Print the data exactly, leaving nothing out.

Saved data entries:
* Start *
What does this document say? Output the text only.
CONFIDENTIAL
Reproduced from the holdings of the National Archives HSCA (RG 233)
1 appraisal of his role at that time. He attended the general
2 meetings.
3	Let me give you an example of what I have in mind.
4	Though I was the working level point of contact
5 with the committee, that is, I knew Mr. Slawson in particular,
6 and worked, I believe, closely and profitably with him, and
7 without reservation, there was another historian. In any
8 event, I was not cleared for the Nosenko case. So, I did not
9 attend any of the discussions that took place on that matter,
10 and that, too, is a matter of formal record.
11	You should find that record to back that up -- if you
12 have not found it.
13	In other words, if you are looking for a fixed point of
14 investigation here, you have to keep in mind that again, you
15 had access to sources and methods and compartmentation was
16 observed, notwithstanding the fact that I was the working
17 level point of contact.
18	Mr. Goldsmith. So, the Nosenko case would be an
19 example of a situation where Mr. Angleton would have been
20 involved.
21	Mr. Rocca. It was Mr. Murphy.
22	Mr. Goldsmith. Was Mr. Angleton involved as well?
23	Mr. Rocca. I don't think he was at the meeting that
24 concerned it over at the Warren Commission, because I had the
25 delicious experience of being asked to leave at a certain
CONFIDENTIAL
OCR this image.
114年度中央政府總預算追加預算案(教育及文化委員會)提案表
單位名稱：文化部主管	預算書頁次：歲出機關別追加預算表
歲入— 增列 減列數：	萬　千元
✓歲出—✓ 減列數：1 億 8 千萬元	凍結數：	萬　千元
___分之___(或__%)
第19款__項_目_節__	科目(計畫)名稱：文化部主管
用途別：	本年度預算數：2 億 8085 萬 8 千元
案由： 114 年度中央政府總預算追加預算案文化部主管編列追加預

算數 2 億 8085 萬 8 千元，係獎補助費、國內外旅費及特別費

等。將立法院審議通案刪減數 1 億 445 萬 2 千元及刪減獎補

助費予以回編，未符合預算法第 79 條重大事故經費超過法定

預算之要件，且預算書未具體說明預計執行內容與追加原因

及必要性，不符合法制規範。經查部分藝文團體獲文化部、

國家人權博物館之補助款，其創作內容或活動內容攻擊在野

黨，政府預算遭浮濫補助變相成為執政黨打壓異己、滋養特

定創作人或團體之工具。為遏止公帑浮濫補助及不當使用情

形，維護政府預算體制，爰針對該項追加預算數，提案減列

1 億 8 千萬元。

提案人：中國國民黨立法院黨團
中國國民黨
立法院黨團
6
* End *
◆ **Task output**:
What does this document say? Output the text only.
CONFIDENTIAL
Reproduced from the holdings of the National Archives HSCA (RG 233)
1 appraisal of his role at that time. He attended the general
2 meetings.
3	Let me give you an example of what I have in mind.
4	Though I was the working level point of contact
5 with the committee, that is, I knew Mr. Slawson in particular,
6 and worked, I believe, closely and profitably with him, and
7 without reservation, there was another historian. In any
8 event, I was not cleared for the Nosenko case. So, I did not
9 attend any of the discussions that took place on that matter,
10 and that, too, is a matter of formal record.
11	You should find that record to back that up -- if you
12 have not found it.
13	In other words, if you are looking for a fixed point of
14 investigation here, you have to keep in mind that again, you
15 had access to sources and methods and compartmentation was
16 observed, notwithstanding the fact that I was the working
17 level point of contact.
18	Mr. Goldsmith. So, the Nosenko case would be an
19 example of a situation where Mr. Angleton would have been
20 involved.
21	Mr. Rocca. It was Mr. Murphy.
22	Mr. Goldsmith. Was Mr. Angleton involved as well?
23	Mr. Rocca. I don't think he was at the meeting that
24 concerned it over at the Warren Commission, because I had the
25 delicious experience of being asked to leave at a certain
CONFIDENTIAL
OCR this image.
114年度中央政府總預算追加預算案(教育及文化委員會)提案表
單位名稱：文化部主管	預算書頁次：歲出機關別追加預算表
歲入— 增列 減列數：	萬　千元
✓歲出—✓ 減列數：1 億 8 千萬元	凍結數：	萬　千元
___分之___(或__%)
第19款__項_目_節__	科目(計畫)名稱：文化部主管
用途別：	本年度預算數：2 億 8085 萬 8 千元
案由： 114 年度中央政府總預算追加預算案文化部主管編列追加預

算數 2 億 8085 萬 8 千元，係獎補助費、國內外旅費及特別費

等。將立法院審議通案刪減數 1 億 445 萬 2 千元及刪減獎補

助費予以回編，未符合預算法第 79 條重大事故經費超過法定

預算之要件，且預算書未具體說明預計執行內容與追加原因

及必要性，不符合法制規範。經查部分藝文團體獲文化部、

國家人權博物館之補助款，其創作內容或活動內容攻擊在野

黨，政府預算遭浮濫補助變相成為執政黨打壓異己、滋養特

定創作人或團體之工具。為遏止公帑浮濫補助及不當使用情

形，維護政府預算體制，爰針對該項追加預算數，提案減列

1 億 8 千萬元。

提案人：中國國民黨立法院黨團
中國國民黨
立法院黨團
6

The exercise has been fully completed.